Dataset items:
::::

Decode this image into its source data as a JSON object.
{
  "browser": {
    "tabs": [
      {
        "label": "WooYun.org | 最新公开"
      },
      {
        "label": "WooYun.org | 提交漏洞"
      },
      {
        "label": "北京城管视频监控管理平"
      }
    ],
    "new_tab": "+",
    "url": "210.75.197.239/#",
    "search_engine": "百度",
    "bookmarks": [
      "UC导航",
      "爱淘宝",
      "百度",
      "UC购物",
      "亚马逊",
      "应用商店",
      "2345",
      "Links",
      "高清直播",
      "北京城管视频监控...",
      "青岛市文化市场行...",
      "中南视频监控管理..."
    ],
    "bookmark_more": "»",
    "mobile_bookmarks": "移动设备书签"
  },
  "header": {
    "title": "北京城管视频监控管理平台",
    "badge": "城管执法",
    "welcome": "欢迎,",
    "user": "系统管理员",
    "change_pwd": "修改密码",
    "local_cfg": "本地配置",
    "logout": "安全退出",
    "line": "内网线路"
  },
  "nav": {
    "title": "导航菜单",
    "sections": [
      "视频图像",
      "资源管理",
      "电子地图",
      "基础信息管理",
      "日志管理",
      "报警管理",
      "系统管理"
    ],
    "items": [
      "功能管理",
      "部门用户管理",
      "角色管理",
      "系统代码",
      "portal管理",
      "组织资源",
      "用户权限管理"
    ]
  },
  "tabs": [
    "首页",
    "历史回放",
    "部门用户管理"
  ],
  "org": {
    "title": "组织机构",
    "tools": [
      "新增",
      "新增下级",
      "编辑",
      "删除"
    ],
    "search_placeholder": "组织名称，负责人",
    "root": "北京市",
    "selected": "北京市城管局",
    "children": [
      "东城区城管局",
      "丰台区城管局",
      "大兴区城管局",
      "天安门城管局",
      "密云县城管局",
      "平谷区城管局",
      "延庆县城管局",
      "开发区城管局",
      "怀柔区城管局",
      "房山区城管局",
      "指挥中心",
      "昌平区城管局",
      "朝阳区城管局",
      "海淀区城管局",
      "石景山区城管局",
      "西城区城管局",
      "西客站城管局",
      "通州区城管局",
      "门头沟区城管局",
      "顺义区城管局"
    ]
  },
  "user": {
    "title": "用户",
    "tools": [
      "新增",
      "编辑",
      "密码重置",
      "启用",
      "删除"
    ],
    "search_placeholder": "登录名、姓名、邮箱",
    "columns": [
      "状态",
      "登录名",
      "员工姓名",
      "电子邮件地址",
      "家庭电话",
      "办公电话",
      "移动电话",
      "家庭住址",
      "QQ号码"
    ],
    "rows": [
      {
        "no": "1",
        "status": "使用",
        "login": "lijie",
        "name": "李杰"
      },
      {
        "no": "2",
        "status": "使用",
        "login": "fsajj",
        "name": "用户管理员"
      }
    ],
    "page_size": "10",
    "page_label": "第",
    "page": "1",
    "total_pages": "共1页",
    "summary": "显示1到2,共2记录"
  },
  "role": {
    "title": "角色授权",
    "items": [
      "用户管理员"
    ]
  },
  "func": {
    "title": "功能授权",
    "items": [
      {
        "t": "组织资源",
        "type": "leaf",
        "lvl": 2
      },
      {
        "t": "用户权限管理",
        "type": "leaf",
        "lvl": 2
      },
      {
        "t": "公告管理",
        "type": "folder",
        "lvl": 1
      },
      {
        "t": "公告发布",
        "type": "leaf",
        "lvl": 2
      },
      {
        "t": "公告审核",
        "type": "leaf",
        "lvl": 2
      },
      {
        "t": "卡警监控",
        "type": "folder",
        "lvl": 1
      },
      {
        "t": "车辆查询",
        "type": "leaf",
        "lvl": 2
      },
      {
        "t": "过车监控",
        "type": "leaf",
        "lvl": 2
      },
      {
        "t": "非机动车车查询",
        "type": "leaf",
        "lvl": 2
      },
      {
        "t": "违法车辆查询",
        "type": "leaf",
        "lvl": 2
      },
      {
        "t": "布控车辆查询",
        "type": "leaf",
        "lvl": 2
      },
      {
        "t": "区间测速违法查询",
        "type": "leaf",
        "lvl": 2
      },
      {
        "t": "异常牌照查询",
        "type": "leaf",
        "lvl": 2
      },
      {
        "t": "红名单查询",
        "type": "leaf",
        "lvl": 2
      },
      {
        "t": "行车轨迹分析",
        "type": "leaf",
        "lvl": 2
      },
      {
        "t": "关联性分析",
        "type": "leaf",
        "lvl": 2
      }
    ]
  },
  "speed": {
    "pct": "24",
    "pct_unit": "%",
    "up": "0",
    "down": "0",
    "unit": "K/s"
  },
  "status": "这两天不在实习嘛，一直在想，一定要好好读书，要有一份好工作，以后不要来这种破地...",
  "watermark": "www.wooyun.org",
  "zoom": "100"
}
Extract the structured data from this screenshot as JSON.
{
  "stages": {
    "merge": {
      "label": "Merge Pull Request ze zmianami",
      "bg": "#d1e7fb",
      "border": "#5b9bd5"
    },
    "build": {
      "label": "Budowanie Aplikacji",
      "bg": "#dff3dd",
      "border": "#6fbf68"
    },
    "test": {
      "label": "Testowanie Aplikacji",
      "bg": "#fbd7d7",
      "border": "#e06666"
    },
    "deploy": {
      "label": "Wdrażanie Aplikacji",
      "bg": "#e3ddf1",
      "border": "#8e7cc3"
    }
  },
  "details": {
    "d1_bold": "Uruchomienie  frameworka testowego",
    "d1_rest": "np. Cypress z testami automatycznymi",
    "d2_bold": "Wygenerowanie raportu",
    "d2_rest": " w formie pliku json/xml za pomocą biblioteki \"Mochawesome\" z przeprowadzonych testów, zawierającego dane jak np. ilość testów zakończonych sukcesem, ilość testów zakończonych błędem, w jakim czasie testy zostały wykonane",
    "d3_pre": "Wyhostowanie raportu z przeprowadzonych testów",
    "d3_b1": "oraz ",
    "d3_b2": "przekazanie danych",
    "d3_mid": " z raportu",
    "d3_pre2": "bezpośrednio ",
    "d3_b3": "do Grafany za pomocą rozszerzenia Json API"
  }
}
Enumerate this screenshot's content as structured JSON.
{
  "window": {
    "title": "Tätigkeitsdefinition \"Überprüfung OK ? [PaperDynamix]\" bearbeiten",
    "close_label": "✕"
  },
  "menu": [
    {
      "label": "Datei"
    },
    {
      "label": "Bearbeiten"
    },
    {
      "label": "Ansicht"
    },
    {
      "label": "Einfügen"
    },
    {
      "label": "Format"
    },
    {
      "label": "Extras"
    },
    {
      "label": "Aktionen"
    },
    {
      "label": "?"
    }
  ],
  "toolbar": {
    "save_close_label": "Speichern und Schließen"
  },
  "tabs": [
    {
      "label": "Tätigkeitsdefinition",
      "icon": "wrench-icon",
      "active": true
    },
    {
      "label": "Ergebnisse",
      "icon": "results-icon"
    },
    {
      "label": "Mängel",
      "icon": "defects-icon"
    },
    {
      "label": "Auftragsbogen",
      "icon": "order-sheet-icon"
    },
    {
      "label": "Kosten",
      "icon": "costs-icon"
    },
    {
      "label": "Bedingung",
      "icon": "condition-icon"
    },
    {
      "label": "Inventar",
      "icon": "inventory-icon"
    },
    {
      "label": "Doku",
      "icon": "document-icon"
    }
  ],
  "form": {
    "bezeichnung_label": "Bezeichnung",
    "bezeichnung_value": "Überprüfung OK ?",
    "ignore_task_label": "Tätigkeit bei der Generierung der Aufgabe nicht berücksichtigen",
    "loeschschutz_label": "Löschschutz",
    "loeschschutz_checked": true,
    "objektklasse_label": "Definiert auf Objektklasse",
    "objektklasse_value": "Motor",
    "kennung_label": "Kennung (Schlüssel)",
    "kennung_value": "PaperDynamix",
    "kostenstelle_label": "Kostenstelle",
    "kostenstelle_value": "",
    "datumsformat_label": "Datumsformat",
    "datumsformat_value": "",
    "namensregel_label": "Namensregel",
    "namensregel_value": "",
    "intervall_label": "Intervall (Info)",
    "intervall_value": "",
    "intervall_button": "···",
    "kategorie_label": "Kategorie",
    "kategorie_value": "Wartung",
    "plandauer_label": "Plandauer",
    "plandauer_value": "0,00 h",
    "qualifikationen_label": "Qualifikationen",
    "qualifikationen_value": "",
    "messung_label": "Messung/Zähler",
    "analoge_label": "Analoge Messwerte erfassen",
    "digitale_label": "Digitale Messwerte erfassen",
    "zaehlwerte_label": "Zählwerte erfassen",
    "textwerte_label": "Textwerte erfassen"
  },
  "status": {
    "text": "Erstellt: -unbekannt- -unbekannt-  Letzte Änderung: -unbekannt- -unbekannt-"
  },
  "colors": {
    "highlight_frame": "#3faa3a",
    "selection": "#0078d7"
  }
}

::::

▶ INSTRUCTIONS FOR THE TASK:
Work out how many lines of the data hold the string "Messwerte". Reply with that number alone.

▶ SOLUTION TO THIS EXERCISE:
2